Records about charts and figures:
──────────────────────────────
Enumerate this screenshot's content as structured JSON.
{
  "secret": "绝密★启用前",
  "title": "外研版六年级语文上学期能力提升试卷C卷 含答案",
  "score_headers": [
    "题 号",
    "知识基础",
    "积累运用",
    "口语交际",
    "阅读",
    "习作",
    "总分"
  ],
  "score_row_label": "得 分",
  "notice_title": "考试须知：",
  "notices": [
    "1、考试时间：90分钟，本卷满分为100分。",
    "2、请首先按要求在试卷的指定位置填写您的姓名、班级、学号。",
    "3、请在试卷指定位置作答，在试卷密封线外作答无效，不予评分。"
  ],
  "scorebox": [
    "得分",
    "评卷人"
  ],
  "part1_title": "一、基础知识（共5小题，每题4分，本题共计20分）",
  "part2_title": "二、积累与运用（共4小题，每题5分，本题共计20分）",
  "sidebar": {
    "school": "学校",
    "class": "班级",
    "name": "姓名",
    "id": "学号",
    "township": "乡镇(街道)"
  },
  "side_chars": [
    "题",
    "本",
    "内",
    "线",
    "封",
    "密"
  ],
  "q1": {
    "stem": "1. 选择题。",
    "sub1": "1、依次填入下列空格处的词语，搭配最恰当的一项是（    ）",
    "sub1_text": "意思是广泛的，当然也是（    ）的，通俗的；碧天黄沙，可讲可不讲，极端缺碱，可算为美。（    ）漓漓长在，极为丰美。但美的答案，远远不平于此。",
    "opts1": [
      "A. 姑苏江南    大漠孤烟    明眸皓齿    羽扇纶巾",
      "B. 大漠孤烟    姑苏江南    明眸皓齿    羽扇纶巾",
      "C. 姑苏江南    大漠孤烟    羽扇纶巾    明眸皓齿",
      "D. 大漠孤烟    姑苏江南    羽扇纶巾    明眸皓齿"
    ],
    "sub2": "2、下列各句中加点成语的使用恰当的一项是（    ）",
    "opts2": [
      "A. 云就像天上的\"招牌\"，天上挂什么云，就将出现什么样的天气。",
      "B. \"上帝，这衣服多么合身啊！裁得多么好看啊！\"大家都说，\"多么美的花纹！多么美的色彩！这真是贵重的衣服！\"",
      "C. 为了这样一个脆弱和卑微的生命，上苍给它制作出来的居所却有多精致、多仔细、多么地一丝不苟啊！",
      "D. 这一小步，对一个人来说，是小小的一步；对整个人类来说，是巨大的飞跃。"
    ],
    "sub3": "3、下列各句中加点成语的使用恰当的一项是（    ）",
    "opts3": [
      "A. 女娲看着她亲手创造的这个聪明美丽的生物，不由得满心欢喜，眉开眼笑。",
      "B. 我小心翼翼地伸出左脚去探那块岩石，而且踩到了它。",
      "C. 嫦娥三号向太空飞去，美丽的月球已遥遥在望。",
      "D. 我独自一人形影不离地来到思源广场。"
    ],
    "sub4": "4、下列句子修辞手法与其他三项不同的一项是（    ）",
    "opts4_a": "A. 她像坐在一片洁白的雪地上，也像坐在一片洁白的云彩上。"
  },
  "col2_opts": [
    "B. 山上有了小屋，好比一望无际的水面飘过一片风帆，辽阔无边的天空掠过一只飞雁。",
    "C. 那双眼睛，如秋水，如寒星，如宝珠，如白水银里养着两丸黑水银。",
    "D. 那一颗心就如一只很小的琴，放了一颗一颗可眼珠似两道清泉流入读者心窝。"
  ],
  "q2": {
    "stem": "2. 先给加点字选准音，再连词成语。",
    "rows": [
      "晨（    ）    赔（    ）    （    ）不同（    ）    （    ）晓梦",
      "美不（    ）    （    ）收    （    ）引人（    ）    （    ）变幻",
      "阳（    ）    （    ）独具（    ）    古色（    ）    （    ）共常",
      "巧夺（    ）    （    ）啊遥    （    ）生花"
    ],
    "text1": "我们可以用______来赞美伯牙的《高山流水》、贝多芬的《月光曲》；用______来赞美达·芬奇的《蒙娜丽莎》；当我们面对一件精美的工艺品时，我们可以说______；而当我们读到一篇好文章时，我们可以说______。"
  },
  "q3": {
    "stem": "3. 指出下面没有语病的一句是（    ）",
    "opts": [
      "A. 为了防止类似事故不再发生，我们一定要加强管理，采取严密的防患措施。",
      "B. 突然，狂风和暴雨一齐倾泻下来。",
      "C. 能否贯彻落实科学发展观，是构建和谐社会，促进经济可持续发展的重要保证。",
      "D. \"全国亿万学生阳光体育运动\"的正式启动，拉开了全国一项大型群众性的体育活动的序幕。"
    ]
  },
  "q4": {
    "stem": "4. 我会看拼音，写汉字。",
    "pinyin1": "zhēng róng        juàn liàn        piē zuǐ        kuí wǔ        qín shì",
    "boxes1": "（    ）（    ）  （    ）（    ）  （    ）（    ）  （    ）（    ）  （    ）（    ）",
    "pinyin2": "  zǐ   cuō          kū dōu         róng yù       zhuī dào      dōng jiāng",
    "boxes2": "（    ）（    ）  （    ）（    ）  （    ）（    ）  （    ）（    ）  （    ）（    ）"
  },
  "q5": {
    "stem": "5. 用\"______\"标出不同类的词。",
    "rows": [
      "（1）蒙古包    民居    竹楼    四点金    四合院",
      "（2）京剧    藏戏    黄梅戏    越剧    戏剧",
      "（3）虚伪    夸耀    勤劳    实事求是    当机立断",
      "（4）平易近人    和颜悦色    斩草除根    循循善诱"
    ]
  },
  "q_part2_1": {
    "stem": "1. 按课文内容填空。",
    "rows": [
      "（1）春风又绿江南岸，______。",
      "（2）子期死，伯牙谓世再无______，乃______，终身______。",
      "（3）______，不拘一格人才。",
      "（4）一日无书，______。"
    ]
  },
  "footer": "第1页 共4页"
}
──────────────────────────────
Return the listing above in full, character for character.

### Output of the task
Enumerate this screenshot's content as structured JSON.
{
  "secret": "绝密★启用前",
  "title": "外研版六年级语文上学期能力提升试卷C卷 含答案",
  "score_headers": [
    "题 号",
    "知识基础",
    "积累运用",
    "口语交际",
    "阅读",
    "习作",
    "总分"
  ],
  "score_row_label": "得 分",
  "notice_title": "考试须知：",
  "notices": [
    "1、考试时间：90分钟，本卷满分为100分。",
    "2、请首先按要求在试卷的指定位置填写您的姓名、班级、学号。",
    "3、请在试卷指定位置作答，在试卷密封线外作答无效，不予评分。"
  ],
  "scorebox": [
    "得分",
    "评卷人"
  ],
  "part1_title": "一、基础知识（共5小题，每题4分，本题共计20分）",
  "part2_title": "二、积累与运用（共4小题，每题5分，本题共计20分）",
  "sidebar": {
    "school": "学校",
    "class": "班级",
    "name": "姓名",
    "id": "学号",
    "township": "乡镇(街道)"
  },
  "side_chars": [
    "题",
    "本",
    "内",
    "线",
    "封",
    "密"
  ],
  "q1": {
    "stem": "1. 选择题。",
    "sub1": "1、依次填入下列空格处的词语，搭配最恰当的一项是（    ）",
    "sub1_text": "意思是广泛的，当然也是（    ）的，通俗的；碧天黄沙，可讲可不讲，极端缺碱，可算为美。（    ）漓漓长在，极为丰美。但美的答案，远远不平于此。",
    "opts1": [
      "A. 姑苏江南    大漠孤烟    明眸皓齿    羽扇纶巾",
      "B. 大漠孤烟    姑苏江南    明眸皓齿    羽扇纶巾",
      "C. 姑苏江南    大漠孤烟    羽扇纶巾    明眸皓齿",
      "D. 大漠孤烟    姑苏江南    羽扇纶巾    明眸皓齿"
    ],
    "sub2": "2、下列各句中加点成语的使用恰当的一项是（    ）",
    "opts2": [
      "A. 云就像天上的\"招牌\"，天上挂什么云，就将出现什么样的天气。",
      "B. \"上帝，这衣服多么合身啊！裁得多么好看啊！\"大家都说，\"多么美的花纹！多么美的色彩！这真是贵重的衣服！\"",
      "C. 为了这样一个脆弱和卑微的生命，上苍给它制作出来的居所却有多精致、多仔细、多么地一丝不苟啊！",
      "D. 这一小步，对一个人来说，是小小的一步；对整个人类来说，是巨大的飞跃。"
    ],
    "sub3": "3、下列各句中加点成语的使用恰当的一项是（    ）",
    "opts3": [
      "A. 女娲看着她亲手创造的这个聪明美丽的生物，不由得满心欢喜，眉开眼笑。",
      "B. 我小心翼翼地伸出左脚去探那块岩石，而且踩到了它。",
      "C. 嫦娥三号向太空飞去，美丽的月球已遥遥在望。",
      "D. 我独自一人形影不离地来到思源广场。"
    ],
    "sub4": "4、下列句子修辞手法与其他三项不同的一项是（    ）",
    "opts4_a": "A. 她像坐在一片洁白的雪地上，也像坐在一片洁白的云彩上。"
  },
  "col2_opts": [
    "B. 山上有了小屋，好比一望无际的水面飘过一片风帆，辽阔无边的天空掠过一只飞雁。",
    "C. 那双眼睛，如秋水，如寒星，如宝珠，如白水银里养着两丸黑水银。",
    "D. 那一颗心就如一只很小的琴，放了一颗一颗可眼珠似两道清泉流入读者心窝。"
  ],
  "q2": {
    "stem": "2. 先给加点字选准音，再连词成语。",
    "rows": [
      "晨（    ）    赔（    ）    （    ）不同（    ）    （    ）晓梦",
      "美不（    ）    （    ）收    （    ）引人（    ）    （    ）变幻",
      "阳（    ）    （    ）独具（    ）    古色（    ）    （    ）共常",
      "巧夺（    ）    （    ）啊遥    （    ）生花"
    ],
    "text1": "我们可以用______来赞美伯牙的《高山流水》、贝多芬的《月光曲》；用______来赞美达·芬奇的《蒙娜丽莎》；当我们面对一件精美的工艺品时，我们可以说______；而当我们读到一篇好文章时，我们可以说______。"
  },
  "q3": {
    "stem": "3. 指出下面没有语病的一句是（    ）",
    "opts": [
      "A. 为了防止类似事故不再发生，我们一定要加强管理，采取严密的防患措施。",
      "B. 突然，狂风和暴雨一齐倾泻下来。",
      "C. 能否贯彻落实科学发展观，是构建和谐社会，促进经济可持续发展的重要保证。",
      "D. \"全国亿万学生阳光体育运动\"的正式启动，拉开了全国一项大型群众性的体育活动的序幕。"
    ]
  },
  "q4": {
    "stem": "4. 我会看拼音，写汉字。",
    "pinyin1": "zhēng róng        juàn liàn        piē zuǐ        kuí wǔ        qín shì",
    "boxes1": "（    ）（    ）  （    ）（    ）  （    ）（    ）  （    ）（    ）  （    ）（    ）",
    "pinyin2": "  zǐ   cuō          kū dōu         róng yù       zhuī dào      dōng jiāng",
    "boxes2": "（    ）（    ）  （    ）（    ）  （    ）（    ）  （    ）（    ）  （    ）（    ）"
  },
  "q5": {
    "stem": "5. 用\"______\"标出不同类的词。",
    "rows": [
      "（1）蒙古包    民居    竹楼    四点金    四合院",
      "（2）京剧    藏戏    黄梅戏    越剧    戏剧",
      "（3）虚伪    夸耀    勤劳    实事求是    当机立断",
      "（4）平易近人    和颜悦色    斩草除根    循循善诱"
    ]
  },
  "q_part2_1": {
    "stem": "1. 按课文内容填空。",
    "rows": [
      "（1）春风又绿江南岸，______。",
      "（2）子期死，伯牙谓世再无______，乃______，终身______。",
      "（3）______，不拘一格人才。",
      "（4）一日无书，______。"
    ]
  },
  "footer": "第1页 共4页"
}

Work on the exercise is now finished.